What you have to do » Each entry here needs to be set down again exactly, please; pictures are left out.

Provided data »
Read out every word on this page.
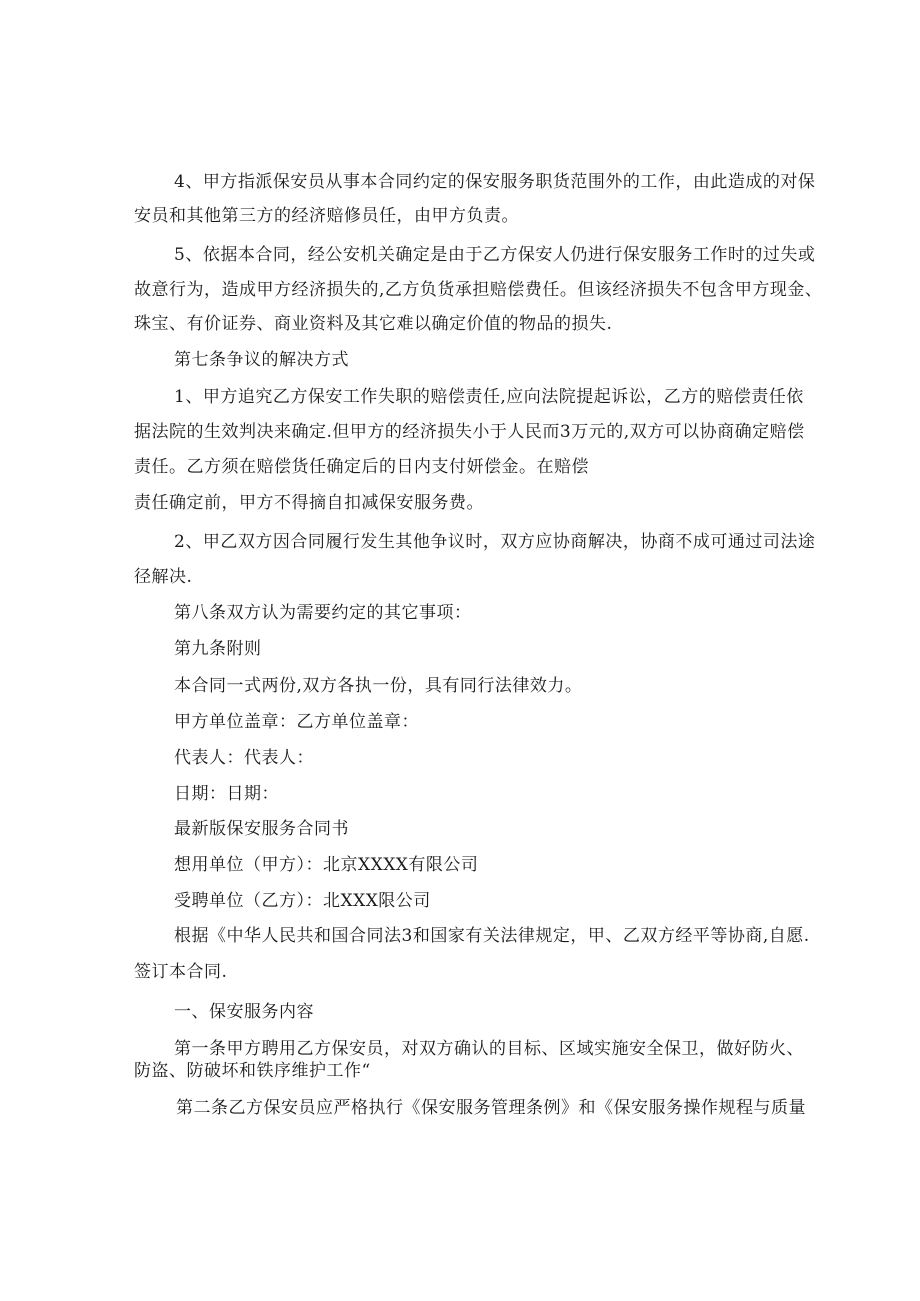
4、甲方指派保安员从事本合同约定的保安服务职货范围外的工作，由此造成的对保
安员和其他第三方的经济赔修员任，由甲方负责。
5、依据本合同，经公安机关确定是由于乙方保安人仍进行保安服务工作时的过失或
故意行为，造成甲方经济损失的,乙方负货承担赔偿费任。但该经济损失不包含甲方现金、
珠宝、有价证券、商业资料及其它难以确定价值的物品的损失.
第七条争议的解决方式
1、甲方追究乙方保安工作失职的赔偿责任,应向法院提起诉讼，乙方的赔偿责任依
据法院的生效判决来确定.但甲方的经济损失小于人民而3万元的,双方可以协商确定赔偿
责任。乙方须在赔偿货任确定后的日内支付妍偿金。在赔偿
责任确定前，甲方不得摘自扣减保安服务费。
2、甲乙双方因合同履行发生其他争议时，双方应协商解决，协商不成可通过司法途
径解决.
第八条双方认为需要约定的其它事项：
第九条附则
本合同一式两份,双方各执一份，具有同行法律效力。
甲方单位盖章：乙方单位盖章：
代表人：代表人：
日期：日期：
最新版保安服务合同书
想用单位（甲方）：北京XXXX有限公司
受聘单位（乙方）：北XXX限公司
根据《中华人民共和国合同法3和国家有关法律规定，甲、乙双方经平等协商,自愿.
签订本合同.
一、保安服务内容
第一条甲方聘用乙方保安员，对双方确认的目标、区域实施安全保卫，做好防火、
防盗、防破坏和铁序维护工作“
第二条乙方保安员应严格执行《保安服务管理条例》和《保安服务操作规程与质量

Task result »
Read out every word on this page.
4、甲方指派保安员从事本合同约定的保安服务职货范围外的工作，由此造成的对保
安员和其他第三方的经济赔修员任，由甲方负责。
5、依据本合同，经公安机关确定是由于乙方保安人仍进行保安服务工作时的过失或
故意行为，造成甲方经济损失的,乙方负货承担赔偿费任。但该经济损失不包含甲方现金、
珠宝、有价证券、商业资料及其它难以确定价值的物品的损失.
第七条争议的解决方式
1、甲方追究乙方保安工作失职的赔偿责任,应向法院提起诉讼，乙方的赔偿责任依
据法院的生效判决来确定.但甲方的经济损失小于人民而3万元的,双方可以协商确定赔偿
责任。乙方须在赔偿货任确定后的日内支付妍偿金。在赔偿
责任确定前，甲方不得摘自扣减保安服务费。
2、甲乙双方因合同履行发生其他争议时，双方应协商解决，协商不成可通过司法途
径解决.
第八条双方认为需要约定的其它事项：
第九条附则
本合同一式两份,双方各执一份，具有同行法律效力。
甲方单位盖章：乙方单位盖章：
代表人：代表人：
日期：日期：
最新版保安服务合同书
想用单位（甲方）：北京XXXX有限公司
受聘单位（乙方）：北XXX限公司
根据《中华人民共和国合同法3和国家有关法律规定，甲、乙双方经平等协商,自愿.
签订本合同.
一、保安服务内容
第一条甲方聘用乙方保安员，对双方确认的目标、区域实施安全保卫，做好防火、
防盗、防破坏和铁序维护工作“
第二条乙方保安员应严格执行《保安服务管理条例》和《保安服务操作规程与质量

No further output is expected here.